GIVEN EXERCISE —
Locate every line in the records below that holds the word "ylabel" and return each one.

++++++++

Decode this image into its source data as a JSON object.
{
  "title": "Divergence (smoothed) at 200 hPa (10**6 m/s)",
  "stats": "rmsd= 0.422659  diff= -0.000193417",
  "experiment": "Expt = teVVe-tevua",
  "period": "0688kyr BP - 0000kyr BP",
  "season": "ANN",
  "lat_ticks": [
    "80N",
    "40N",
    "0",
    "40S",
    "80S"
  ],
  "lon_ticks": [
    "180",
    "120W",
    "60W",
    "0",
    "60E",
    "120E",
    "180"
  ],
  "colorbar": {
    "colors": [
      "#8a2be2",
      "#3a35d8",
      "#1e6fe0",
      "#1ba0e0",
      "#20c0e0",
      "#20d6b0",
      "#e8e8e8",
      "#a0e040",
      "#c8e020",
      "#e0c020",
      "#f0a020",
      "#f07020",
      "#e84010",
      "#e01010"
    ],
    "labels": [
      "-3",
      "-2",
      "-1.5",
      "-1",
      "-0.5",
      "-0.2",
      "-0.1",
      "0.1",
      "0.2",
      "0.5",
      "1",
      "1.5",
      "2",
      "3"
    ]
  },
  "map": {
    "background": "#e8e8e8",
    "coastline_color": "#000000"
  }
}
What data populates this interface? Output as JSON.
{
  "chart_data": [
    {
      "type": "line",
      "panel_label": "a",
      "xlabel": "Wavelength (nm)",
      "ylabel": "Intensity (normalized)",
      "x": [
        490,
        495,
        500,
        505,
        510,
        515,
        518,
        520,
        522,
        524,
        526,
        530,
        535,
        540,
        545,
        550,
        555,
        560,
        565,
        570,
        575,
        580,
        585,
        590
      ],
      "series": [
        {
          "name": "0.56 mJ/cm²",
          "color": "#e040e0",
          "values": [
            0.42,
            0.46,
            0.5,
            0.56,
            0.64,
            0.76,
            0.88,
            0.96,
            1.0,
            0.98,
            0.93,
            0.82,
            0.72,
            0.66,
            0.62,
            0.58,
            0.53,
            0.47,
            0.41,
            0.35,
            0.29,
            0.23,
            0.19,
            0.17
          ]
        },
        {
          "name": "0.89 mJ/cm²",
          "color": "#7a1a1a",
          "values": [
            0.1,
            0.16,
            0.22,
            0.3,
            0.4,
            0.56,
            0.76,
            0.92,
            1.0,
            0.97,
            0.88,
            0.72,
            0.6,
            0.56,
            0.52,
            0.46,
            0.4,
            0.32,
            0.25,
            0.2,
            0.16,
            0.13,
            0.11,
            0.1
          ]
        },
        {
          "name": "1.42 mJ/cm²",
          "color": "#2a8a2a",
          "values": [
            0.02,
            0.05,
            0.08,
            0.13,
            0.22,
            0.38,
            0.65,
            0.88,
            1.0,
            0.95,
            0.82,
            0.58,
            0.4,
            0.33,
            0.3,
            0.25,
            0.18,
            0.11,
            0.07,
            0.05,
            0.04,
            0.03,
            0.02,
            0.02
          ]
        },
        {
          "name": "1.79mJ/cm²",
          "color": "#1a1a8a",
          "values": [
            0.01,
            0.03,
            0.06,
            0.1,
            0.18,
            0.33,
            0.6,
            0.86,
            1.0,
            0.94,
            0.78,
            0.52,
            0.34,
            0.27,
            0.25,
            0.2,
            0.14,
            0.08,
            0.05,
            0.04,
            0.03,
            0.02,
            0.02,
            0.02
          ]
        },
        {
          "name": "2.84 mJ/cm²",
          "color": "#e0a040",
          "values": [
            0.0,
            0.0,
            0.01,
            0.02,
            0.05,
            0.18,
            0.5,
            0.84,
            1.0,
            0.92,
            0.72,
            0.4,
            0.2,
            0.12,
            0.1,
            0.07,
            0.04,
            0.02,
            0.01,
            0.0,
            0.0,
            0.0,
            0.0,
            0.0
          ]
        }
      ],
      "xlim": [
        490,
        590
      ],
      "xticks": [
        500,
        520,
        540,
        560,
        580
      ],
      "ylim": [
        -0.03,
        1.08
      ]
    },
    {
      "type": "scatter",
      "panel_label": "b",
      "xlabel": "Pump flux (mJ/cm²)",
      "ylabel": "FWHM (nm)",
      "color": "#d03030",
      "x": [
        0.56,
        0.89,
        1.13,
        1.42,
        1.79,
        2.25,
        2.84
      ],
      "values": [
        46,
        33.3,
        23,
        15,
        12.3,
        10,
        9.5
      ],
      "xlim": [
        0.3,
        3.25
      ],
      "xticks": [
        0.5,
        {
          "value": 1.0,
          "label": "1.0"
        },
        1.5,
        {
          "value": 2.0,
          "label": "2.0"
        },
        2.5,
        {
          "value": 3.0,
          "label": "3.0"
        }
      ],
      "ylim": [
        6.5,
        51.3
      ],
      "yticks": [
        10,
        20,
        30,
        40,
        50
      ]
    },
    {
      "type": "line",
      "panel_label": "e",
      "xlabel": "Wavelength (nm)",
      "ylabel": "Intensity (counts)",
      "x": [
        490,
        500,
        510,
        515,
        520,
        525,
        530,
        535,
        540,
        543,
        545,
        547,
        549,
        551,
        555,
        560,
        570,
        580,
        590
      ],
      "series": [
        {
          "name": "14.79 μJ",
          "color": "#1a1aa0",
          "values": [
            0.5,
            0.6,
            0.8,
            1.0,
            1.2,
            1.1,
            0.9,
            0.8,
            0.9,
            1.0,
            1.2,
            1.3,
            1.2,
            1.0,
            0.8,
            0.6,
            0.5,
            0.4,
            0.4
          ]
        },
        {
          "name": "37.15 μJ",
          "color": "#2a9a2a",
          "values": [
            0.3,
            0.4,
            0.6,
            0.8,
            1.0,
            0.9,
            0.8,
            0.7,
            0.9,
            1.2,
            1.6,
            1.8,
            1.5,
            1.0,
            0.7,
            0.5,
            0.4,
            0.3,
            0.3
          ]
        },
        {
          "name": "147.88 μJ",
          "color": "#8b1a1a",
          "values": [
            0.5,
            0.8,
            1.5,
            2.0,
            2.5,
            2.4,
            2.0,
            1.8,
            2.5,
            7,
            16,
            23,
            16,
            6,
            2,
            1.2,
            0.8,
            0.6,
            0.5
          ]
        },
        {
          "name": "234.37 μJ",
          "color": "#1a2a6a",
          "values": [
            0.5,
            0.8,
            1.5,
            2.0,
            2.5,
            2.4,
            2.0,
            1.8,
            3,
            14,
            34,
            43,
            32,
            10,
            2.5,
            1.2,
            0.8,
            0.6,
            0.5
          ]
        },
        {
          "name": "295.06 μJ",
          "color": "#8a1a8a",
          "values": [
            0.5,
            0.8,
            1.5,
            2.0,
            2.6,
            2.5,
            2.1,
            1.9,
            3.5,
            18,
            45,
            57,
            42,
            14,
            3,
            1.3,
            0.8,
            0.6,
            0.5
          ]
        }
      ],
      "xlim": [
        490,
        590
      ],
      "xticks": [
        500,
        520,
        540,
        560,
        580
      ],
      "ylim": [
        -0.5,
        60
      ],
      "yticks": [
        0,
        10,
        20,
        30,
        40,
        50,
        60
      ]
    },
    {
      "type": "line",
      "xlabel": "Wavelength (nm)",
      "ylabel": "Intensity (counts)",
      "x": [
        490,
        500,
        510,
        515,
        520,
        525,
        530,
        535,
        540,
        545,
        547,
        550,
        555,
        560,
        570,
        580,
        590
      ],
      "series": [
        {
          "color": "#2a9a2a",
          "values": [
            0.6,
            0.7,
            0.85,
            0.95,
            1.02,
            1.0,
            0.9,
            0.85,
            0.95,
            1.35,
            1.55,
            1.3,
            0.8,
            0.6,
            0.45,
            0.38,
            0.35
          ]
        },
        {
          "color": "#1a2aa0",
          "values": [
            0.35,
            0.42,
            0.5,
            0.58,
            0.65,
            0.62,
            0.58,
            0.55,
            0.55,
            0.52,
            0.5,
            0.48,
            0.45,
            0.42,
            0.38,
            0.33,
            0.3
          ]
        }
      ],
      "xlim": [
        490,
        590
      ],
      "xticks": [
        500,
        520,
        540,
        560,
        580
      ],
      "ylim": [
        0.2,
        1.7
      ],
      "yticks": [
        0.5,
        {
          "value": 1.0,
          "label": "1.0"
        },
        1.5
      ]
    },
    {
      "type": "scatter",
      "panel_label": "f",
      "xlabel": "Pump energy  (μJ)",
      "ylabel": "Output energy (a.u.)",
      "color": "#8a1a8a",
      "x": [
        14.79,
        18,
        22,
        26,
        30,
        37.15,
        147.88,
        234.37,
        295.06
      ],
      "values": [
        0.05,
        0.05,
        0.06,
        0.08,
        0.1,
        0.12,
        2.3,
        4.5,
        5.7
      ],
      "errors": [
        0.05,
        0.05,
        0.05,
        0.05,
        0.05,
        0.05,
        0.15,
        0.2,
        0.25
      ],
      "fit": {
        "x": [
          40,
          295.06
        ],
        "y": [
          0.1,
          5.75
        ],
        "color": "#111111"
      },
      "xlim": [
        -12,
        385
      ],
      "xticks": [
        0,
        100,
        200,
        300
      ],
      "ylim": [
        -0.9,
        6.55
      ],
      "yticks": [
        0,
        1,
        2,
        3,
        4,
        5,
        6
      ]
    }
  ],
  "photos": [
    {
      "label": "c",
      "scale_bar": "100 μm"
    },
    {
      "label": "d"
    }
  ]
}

++++++++

RESPONSE TO THIS EXERCISE —
      "ylabel": "Intensity (normalized)",
      "ylabel": "FWHM (nm)",
      "ylabel": "Intensity (counts)",
      "ylabel": "Intensity (counts)",
      "ylabel": "Output energy (a.u.)",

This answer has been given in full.